— begin —
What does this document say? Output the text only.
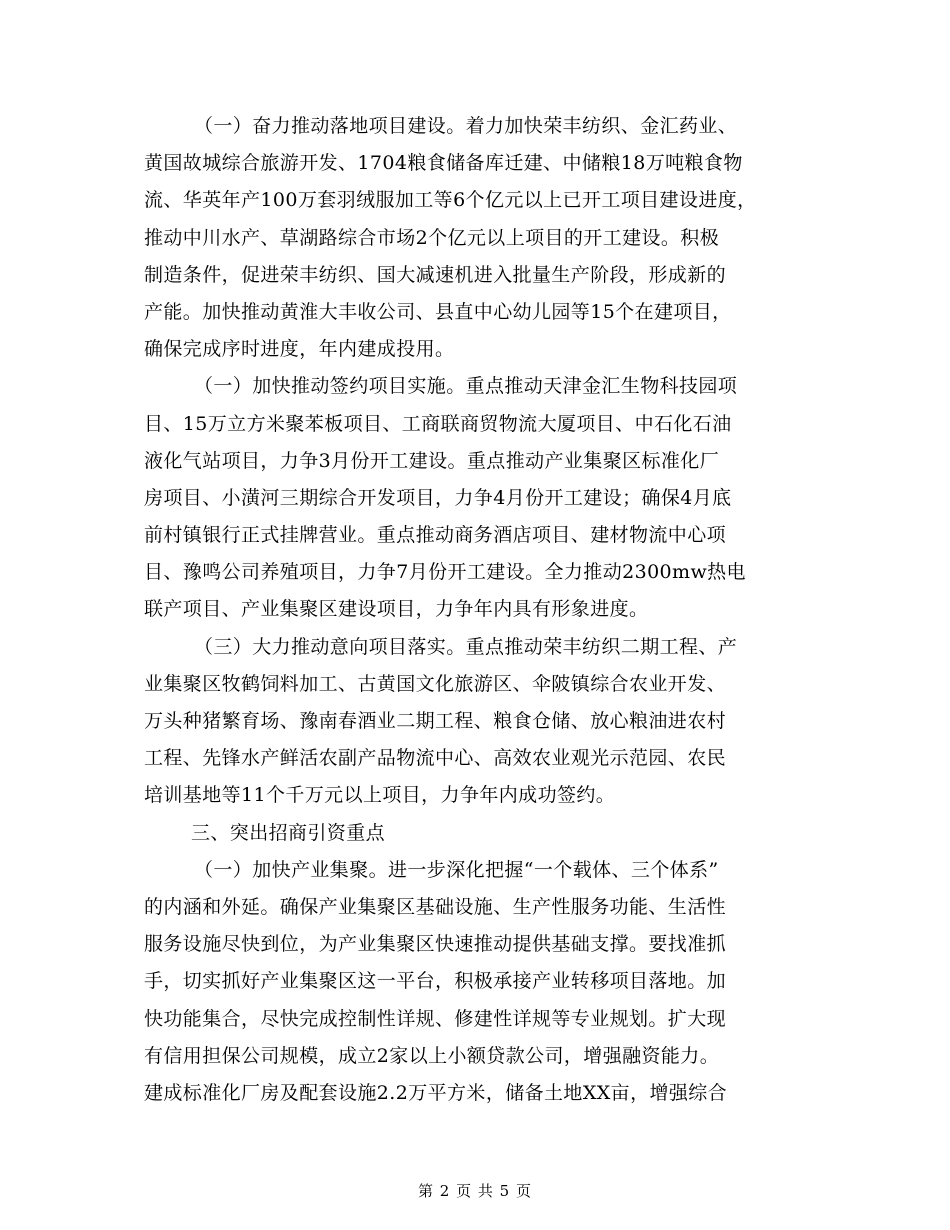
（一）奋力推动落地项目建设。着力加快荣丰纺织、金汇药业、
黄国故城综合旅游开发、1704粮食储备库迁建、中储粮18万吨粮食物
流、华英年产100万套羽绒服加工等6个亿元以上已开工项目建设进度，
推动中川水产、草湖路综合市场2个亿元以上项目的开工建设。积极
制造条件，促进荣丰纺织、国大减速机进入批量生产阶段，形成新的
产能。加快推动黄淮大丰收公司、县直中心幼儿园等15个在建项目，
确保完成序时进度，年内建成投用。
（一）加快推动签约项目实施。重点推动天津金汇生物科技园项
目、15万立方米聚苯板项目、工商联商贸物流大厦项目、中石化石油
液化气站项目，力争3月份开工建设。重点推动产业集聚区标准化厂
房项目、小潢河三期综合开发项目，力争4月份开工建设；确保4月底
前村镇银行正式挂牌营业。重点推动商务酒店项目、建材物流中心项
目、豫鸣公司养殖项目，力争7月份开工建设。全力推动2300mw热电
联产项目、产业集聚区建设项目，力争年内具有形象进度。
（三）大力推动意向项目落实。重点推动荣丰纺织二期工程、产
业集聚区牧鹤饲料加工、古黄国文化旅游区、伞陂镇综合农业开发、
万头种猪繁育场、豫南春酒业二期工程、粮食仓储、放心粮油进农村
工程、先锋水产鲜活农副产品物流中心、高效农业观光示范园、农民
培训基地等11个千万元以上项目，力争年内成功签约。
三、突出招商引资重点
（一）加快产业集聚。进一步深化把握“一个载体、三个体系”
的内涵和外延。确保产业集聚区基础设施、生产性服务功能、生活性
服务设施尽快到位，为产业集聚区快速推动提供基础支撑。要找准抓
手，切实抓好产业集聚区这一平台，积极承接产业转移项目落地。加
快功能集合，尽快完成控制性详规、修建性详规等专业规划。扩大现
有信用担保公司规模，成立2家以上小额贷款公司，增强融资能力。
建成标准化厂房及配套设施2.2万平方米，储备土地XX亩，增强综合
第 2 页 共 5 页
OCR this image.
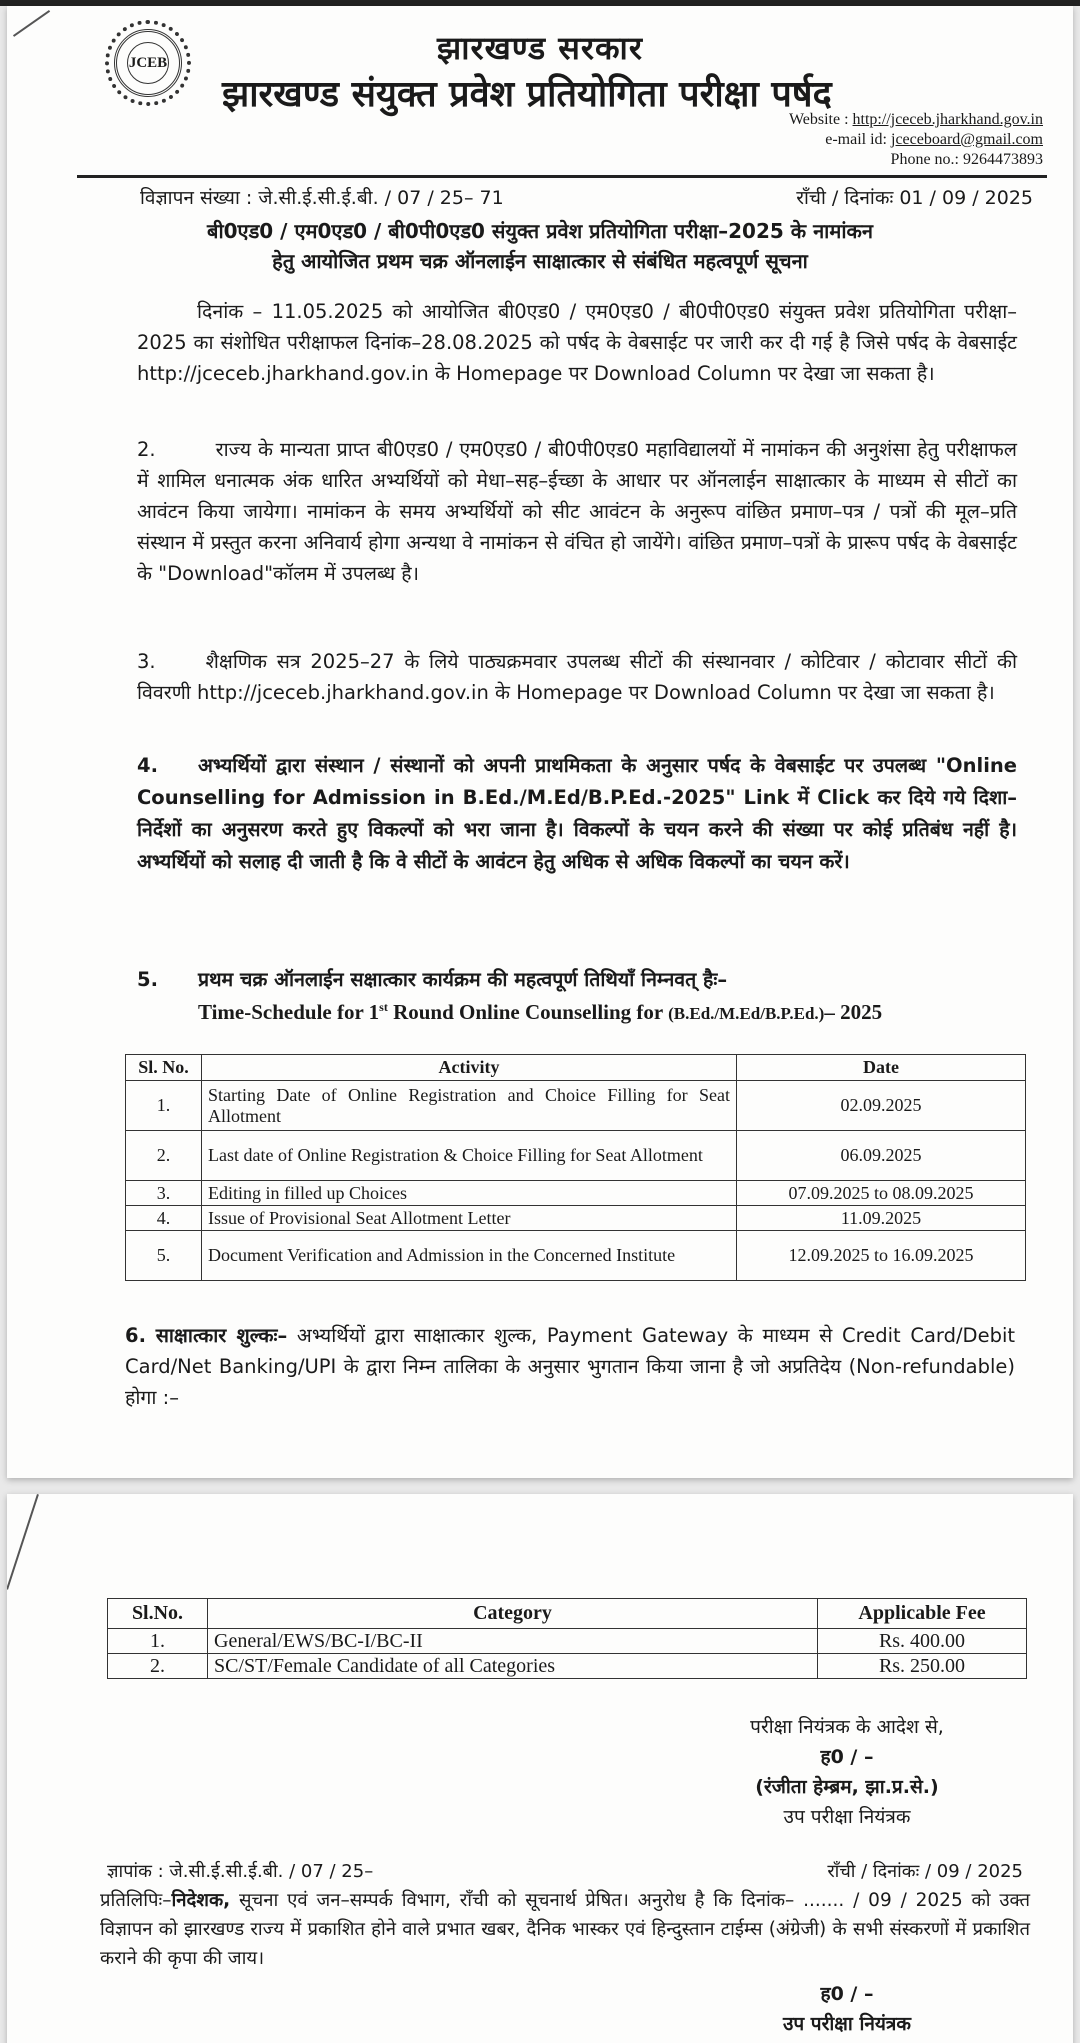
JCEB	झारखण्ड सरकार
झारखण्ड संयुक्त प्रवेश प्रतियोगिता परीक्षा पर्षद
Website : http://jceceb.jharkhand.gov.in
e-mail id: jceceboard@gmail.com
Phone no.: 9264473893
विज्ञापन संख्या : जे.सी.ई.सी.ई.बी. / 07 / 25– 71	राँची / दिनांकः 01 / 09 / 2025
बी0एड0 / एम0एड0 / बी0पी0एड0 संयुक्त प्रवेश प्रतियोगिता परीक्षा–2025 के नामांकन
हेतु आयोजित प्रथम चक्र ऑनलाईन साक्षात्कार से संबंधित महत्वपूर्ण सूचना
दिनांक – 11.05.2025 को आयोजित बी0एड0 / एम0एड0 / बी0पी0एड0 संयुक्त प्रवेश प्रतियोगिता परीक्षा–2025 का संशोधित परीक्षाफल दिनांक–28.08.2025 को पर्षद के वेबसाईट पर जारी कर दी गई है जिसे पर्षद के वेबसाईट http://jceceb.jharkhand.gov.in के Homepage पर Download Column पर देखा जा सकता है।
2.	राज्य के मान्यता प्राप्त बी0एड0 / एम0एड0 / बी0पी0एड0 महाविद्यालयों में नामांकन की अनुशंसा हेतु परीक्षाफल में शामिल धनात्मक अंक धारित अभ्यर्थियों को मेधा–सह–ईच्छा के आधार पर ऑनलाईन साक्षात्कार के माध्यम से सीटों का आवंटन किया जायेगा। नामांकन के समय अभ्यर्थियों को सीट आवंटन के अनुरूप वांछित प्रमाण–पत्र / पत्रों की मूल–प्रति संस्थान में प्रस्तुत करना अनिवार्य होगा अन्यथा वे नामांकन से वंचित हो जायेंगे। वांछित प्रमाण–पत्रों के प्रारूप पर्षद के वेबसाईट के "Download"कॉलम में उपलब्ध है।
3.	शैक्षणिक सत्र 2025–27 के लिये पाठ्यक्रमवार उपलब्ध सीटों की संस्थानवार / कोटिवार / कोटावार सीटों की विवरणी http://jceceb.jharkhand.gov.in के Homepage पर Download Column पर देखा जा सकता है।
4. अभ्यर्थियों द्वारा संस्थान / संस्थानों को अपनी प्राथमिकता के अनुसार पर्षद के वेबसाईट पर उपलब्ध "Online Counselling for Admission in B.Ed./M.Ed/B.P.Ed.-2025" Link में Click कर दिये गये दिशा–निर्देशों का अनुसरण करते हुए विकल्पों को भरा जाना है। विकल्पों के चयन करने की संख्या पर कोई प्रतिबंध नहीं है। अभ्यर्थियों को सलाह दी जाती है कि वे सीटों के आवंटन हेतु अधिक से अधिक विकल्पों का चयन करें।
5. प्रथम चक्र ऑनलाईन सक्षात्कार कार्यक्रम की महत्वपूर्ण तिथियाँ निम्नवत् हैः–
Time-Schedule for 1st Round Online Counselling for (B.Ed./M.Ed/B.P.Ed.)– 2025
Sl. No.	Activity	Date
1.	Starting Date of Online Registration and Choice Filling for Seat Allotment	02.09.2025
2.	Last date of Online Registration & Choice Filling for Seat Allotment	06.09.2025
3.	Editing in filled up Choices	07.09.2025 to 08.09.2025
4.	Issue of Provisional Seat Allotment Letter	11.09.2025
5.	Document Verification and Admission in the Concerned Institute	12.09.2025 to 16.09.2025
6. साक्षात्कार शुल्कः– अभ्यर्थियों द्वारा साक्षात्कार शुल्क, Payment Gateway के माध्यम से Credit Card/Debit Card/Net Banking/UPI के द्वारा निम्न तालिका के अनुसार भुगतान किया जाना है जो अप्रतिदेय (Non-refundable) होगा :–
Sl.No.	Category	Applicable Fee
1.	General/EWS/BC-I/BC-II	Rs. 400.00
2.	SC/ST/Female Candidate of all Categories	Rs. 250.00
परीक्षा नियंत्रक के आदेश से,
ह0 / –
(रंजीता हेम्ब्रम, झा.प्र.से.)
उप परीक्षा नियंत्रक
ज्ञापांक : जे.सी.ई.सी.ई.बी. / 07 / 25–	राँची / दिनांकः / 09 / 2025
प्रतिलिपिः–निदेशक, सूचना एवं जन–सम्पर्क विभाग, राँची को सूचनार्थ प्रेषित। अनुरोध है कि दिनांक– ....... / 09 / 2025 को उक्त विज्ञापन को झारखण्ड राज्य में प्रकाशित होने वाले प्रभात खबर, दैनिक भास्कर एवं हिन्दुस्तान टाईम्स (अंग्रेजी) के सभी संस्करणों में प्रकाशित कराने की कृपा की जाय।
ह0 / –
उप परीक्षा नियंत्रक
— end —
** SHORT EXERCISE **
Search the data above for the string "http" and return every line that has it.

** THE SOLUTION **
Website : http://jceceb.jharkhand.gov.in
दिनांक – 11.05.2025 को आयोजित बी0एड0 / एम0एड0 / बी0पी0एड0 संयुक्त प्रवेश प्रतियोगिता परीक्षा–2025 का संशोधित परीक्षाफल दिनांक–28.08.2025 को पर्षद के वेबसाईट पर जारी कर दी गई है जिसे पर्षद के वेबसाईट http://jceceb.jharkhand.gov.in के Homepage पर Download Column पर देखा जा सकता है।
3.	शैक्षणिक सत्र 2025–27 के लिये पाठ्यक्रमवार उपलब्ध सीटों की संस्थानवार / कोटिवार / कोटावार सीटों की विवरणी http://jceceb.jharkhand.gov.in के Homepage पर Download Column पर देखा जा सकता है।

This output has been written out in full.